_Given problem:_ Pictures do not belong in the copy; transcribe everything else in the records exactly.

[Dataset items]
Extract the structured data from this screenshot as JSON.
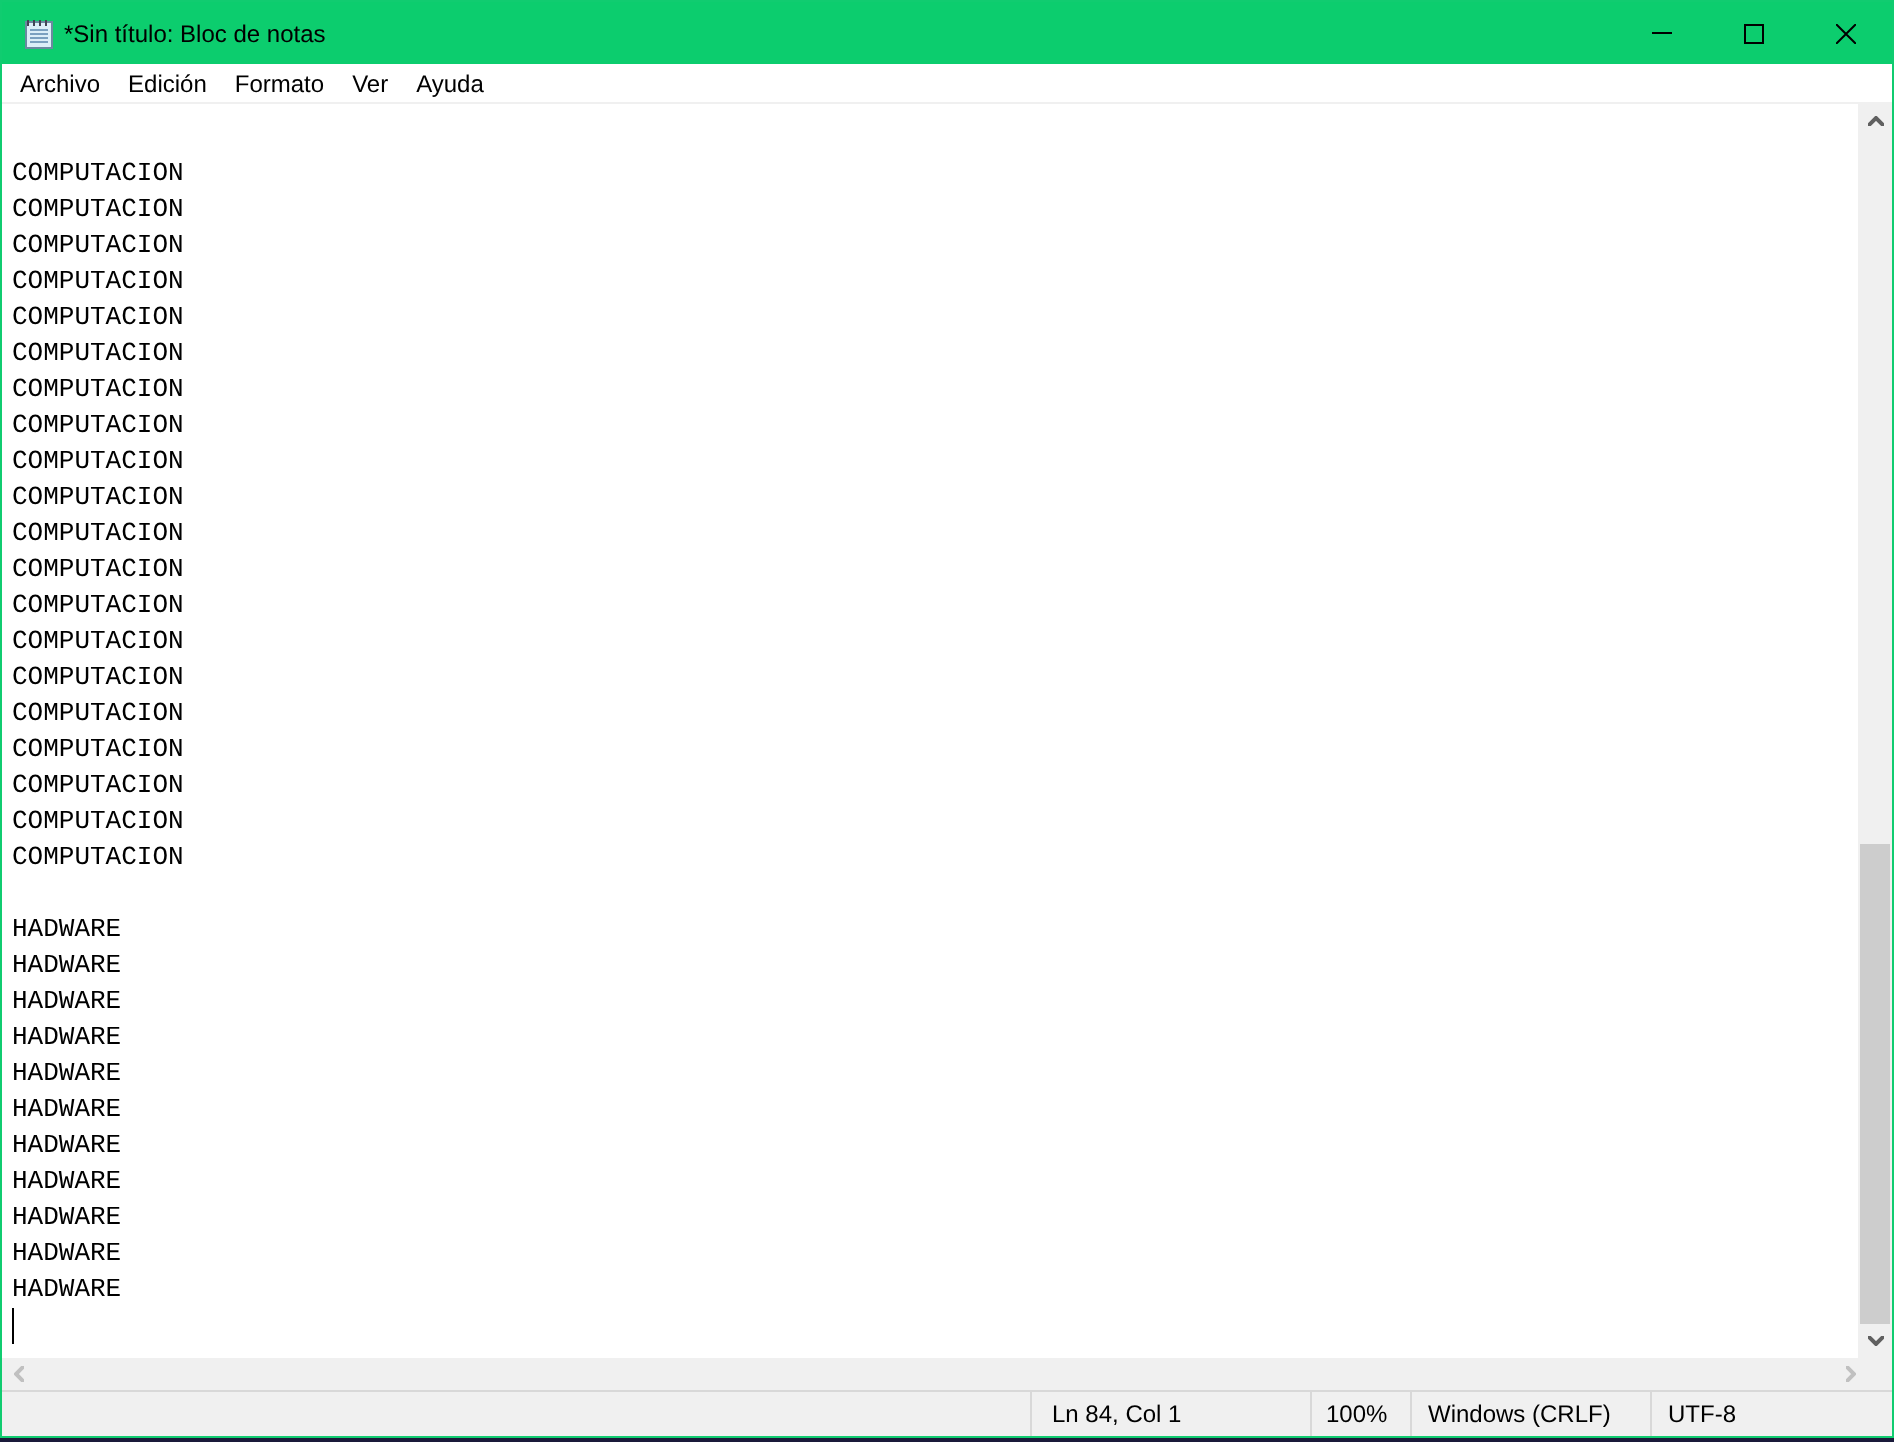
{
  "window": {
    "title": "*Sin título: Bloc de notas"
  },
  "menu": [
    "Archivo",
    "Edición",
    "Formato",
    "Ver",
    "Ayuda"
  ],
  "editor": {
    "text": "\nCOMPUTACION\nCOMPUTACION\nCOMPUTACION\nCOMPUTACION\nCOMPUTACION\nCOMPUTACION\nCOMPUTACION\nCOMPUTACION\nCOMPUTACION\nCOMPUTACION\nCOMPUTACION\nCOMPUTACION\nCOMPUTACION\nCOMPUTACION\nCOMPUTACION\nCOMPUTACION\nCOMPUTACION\nCOMPUTACION\nCOMPUTACION\nCOMPUTACION\n\nHADWARE\nHADWARE\nHADWARE\nHADWARE\nHADWARE\nHADWARE\nHADWARE\nHADWARE\nHADWARE\nHADWARE\nHADWARE"
  },
  "status_bar": {
    "position": "Ln 84, Col 1",
    "zoom": "100%",
    "line_ending": "Windows (CRLF)",
    "encoding": "UTF-8"
  }
}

_Solution for this task:_
Extract the structured data from this screenshot as JSON.
{
  "window": {
    "title": "*Sin título: Bloc de notas"
  },
  "menu": [
    "Archivo",
    "Edición",
    "Formato",
    "Ver",
    "Ayuda"
  ],
  "editor": {
    "text": "\nCOMPUTACION\nCOMPUTACION\nCOMPUTACION\nCOMPUTACION\nCOMPUTACION\nCOMPUTACION\nCOMPUTACION\nCOMPUTACION\nCOMPUTACION\nCOMPUTACION\nCOMPUTACION\nCOMPUTACION\nCOMPUTACION\nCOMPUTACION\nCOMPUTACION\nCOMPUTACION\nCOMPUTACION\nCOMPUTACION\nCOMPUTACION\nCOMPUTACION\n\nHADWARE\nHADWARE\nHADWARE\nHADWARE\nHADWARE\nHADWARE\nHADWARE\nHADWARE\nHADWARE\nHADWARE\nHADWARE"
  },
  "status_bar": {
    "position": "Ln 84, Col 1",
    "zoom": "100%",
    "line_ending": "Windows (CRLF)",
    "encoding": "UTF-8"
  }
}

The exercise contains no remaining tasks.